_WHAT IS EXPECTED_
Write out every entry word for word.

_Dataset items_

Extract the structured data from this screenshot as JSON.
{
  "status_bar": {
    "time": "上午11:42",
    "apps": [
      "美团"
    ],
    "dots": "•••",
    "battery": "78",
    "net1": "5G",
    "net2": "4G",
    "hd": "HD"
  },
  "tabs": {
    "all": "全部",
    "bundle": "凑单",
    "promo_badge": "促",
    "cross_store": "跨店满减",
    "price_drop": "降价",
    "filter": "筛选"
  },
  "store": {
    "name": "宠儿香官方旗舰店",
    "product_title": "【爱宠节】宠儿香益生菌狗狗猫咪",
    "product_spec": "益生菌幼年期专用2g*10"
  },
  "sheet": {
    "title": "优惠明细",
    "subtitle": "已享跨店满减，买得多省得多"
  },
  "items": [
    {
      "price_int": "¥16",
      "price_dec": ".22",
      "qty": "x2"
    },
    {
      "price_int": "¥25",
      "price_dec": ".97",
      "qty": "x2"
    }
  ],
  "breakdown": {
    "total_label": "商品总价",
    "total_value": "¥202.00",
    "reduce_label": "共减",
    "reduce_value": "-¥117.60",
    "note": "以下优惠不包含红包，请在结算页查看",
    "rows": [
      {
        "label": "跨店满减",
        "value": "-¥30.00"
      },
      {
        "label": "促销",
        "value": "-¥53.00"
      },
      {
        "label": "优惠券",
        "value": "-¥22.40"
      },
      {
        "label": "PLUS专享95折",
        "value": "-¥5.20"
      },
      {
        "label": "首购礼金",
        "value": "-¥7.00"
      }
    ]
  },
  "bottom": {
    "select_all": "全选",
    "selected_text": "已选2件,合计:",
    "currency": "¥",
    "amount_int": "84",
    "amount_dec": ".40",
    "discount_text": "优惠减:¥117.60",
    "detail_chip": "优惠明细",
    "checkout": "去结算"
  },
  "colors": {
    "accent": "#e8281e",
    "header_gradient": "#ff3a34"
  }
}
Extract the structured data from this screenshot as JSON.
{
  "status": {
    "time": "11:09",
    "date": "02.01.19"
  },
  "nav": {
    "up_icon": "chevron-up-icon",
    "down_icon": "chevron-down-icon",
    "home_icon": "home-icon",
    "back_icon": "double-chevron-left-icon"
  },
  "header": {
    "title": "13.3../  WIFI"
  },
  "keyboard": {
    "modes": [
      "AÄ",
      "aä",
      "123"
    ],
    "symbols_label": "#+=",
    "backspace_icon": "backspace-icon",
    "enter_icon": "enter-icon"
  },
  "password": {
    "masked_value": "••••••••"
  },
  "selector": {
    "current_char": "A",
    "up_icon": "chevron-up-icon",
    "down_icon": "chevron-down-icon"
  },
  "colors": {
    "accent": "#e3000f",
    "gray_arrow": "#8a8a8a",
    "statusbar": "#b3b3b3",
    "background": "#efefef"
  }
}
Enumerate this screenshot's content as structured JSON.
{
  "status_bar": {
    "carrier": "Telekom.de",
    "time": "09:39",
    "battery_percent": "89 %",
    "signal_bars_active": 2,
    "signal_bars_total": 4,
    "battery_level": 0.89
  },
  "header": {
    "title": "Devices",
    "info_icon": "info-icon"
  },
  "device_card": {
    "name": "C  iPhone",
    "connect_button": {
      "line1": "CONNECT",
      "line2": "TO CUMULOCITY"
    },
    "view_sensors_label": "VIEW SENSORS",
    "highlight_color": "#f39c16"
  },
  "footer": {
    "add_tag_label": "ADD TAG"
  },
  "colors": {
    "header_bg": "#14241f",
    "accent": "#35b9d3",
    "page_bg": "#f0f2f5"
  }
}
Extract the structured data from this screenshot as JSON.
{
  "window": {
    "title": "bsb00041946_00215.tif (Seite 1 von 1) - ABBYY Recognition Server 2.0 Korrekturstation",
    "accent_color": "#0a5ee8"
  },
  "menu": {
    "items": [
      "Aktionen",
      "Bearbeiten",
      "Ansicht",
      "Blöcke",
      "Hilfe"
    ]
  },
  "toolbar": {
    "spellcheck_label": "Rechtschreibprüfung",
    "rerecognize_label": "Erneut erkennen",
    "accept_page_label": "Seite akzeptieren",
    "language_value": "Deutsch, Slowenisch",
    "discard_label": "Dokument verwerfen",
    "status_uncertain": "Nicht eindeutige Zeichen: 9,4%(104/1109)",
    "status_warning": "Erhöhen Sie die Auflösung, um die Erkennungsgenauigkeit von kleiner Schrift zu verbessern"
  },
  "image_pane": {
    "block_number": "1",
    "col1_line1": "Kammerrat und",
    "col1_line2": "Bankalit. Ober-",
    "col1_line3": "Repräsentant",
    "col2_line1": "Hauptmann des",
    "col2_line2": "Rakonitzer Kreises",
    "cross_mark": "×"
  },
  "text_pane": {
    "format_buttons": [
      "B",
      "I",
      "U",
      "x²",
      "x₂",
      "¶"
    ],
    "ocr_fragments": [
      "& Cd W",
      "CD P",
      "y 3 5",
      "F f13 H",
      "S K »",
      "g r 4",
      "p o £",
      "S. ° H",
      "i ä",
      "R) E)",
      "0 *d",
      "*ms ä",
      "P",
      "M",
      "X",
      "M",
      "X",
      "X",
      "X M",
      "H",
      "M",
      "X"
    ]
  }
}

_SOLUTION BELOW_
Extract the structured data from this screenshot as JSON.
{
  "status_bar": {
    "time": "上午11:42",
    "apps": [
      "美团"
    ],
    "dots": "•••",
    "battery": "78",
    "net1": "5G",
    "net2": "4G",
    "hd": "HD"
  },
  "tabs": {
    "all": "全部",
    "bundle": "凑单",
    "promo_badge": "促",
    "cross_store": "跨店满减",
    "price_drop": "降价",
    "filter": "筛选"
  },
  "store": {
    "name": "宠儿香官方旗舰店",
    "product_title": "【爱宠节】宠儿香益生菌狗狗猫咪",
    "product_spec": "益生菌幼年期专用2g*10"
  },
  "sheet": {
    "title": "优惠明细",
    "subtitle": "已享跨店满减，买得多省得多"
  },
  "items": [
    {
      "price_int": "¥16",
      "price_dec": ".22",
      "qty": "x2"
    },
    {
      "price_int": "¥25",
      "price_dec": ".97",
      "qty": "x2"
    }
  ],
  "breakdown": {
    "total_label": "商品总价",
    "total_value": "¥202.00",
    "reduce_label": "共减",
    "reduce_value": "-¥117.60",
    "note": "以下优惠不包含红包，请在结算页查看",
    "rows": [
      {
        "label": "跨店满减",
        "value": "-¥30.00"
      },
      {
        "label": "促销",
        "value": "-¥53.00"
      },
      {
        "label": "优惠券",
        "value": "-¥22.40"
      },
      {
        "label": "PLUS专享95折",
        "value": "-¥5.20"
      },
      {
        "label": "首购礼金",
        "value": "-¥7.00"
      }
    ]
  },
  "bottom": {
    "select_all": "全选",
    "selected_text": "已选2件,合计:",
    "currency": "¥",
    "amount_int": "84",
    "amount_dec": ".40",
    "discount_text": "优惠减:¥117.60",
    "detail_chip": "优惠明细",
    "checkout": "去结算"
  },
  "colors": {
    "accent": "#e8281e",
    "header_gradient": "#ff3a34"
  }
}
Extract the structured data from this screenshot as JSON.
{
  "status": {
    "time": "11:09",
    "date": "02.01.19"
  },
  "nav": {
    "up_icon": "chevron-up-icon",
    "down_icon": "chevron-down-icon",
    "home_icon": "home-icon",
    "back_icon": "double-chevron-left-icon"
  },
  "header": {
    "title": "13.3../  WIFI"
  },
  "keyboard": {
    "modes": [
      "AÄ",
      "aä",
      "123"
    ],
    "symbols_label": "#+=",
    "backspace_icon": "backspace-icon",
    "enter_icon": "enter-icon"
  },
  "password": {
    "masked_value": "••••••••"
  },
  "selector": {
    "current_char": "A",
    "up_icon": "chevron-up-icon",
    "down_icon": "chevron-down-icon"
  },
  "colors": {
    "accent": "#e3000f",
    "gray_arrow": "#8a8a8a",
    "statusbar": "#b3b3b3",
    "background": "#efefef"
  }
}
Enumerate this screenshot's content as structured JSON.
{
  "status_bar": {
    "carrier": "Telekom.de",
    "time": "09:39",
    "battery_percent": "89 %",
    "signal_bars_active": 2,
    "signal_bars_total": 4,
    "battery_level": 0.89
  },
  "header": {
    "title": "Devices",
    "info_icon": "info-icon"
  },
  "device_card": {
    "name": "C  iPhone",
    "connect_button": {
      "line1": "CONNECT",
      "line2": "TO CUMULOCITY"
    },
    "view_sensors_label": "VIEW SENSORS",
    "highlight_color": "#f39c16"
  },
  "footer": {
    "add_tag_label": "ADD TAG"
  },
  "colors": {
    "header_bg": "#14241f",
    "accent": "#35b9d3",
    "page_bg": "#f0f2f5"
  }
}
Extract the structured data from this screenshot as JSON.
{
  "window": {
    "title": "bsb00041946_00215.tif (Seite 1 von 1) - ABBYY Recognition Server 2.0 Korrekturstation",
    "accent_color": "#0a5ee8"
  },
  "menu": {
    "items": [
      "Aktionen",
      "Bearbeiten",
      "Ansicht",
      "Blöcke",
      "Hilfe"
    ]
  },
  "toolbar": {
    "spellcheck_label": "Rechtschreibprüfung",
    "rerecognize_label": "Erneut erkennen",
    "accept_page_label": "Seite akzeptieren",
    "language_value": "Deutsch, Slowenisch",
    "discard_label": "Dokument verwerfen",
    "status_uncertain": "Nicht eindeutige Zeichen: 9,4%(104/1109)",
    "status_warning": "Erhöhen Sie die Auflösung, um die Erkennungsgenauigkeit von kleiner Schrift zu verbessern"
  },
  "image_pane": {
    "block_number": "1",
    "col1_line1": "Kammerrat und",
    "col1_line2": "Bankalit. Ober-",
    "col1_line3": "Repräsentant",
    "col2_line1": "Hauptmann des",
    "col2_line2": "Rakonitzer Kreises",
    "cross_mark": "×"
  },
  "text_pane": {
    "format_buttons": [
      "B",
      "I",
      "U",
      "x²",
      "x₂",
      "¶"
    ],
    "ocr_fragments": [
      "& Cd W",
      "CD P",
      "y 3 5",
      "F f13 H",
      "S K »",
      "g r 4",
      "p o £",
      "S. ° H",
      "i ä",
      "R) E)",
      "0 *d",
      "*ms ä",
      "P",
      "M",
      "X",
      "M",
      "X",
      "X",
      "X M",
      "H",
      "M",
      "X"
    ]
  }
}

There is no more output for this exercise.